BEGIN

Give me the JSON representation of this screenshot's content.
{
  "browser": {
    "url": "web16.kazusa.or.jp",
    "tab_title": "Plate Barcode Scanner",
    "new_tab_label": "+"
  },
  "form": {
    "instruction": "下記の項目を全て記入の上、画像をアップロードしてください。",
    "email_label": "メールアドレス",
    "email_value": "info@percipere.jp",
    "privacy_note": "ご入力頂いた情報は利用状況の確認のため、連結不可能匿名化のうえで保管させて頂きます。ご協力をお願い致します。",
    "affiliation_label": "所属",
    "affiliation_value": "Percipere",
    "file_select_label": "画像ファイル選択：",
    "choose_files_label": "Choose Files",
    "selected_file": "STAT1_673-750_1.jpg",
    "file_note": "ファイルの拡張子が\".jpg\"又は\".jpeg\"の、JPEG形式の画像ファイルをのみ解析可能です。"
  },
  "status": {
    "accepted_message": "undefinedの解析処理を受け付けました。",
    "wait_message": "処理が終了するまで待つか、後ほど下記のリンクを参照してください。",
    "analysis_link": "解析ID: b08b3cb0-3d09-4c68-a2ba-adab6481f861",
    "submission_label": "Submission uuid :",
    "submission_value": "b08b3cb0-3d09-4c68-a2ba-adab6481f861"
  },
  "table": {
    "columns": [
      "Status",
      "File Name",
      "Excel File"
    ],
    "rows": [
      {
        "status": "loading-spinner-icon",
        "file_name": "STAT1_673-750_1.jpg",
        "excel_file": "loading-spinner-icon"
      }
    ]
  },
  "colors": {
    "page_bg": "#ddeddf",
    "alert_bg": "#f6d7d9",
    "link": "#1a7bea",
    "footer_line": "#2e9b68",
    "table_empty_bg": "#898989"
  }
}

END

[TASK TO CARRY OUT]: Go through the lines above. Select every one that has the string "spinner".

[CORRECT OUTPUT]:
        "status": "loading-spinner-icon",
        "excel_file": "loading-spinner-icon"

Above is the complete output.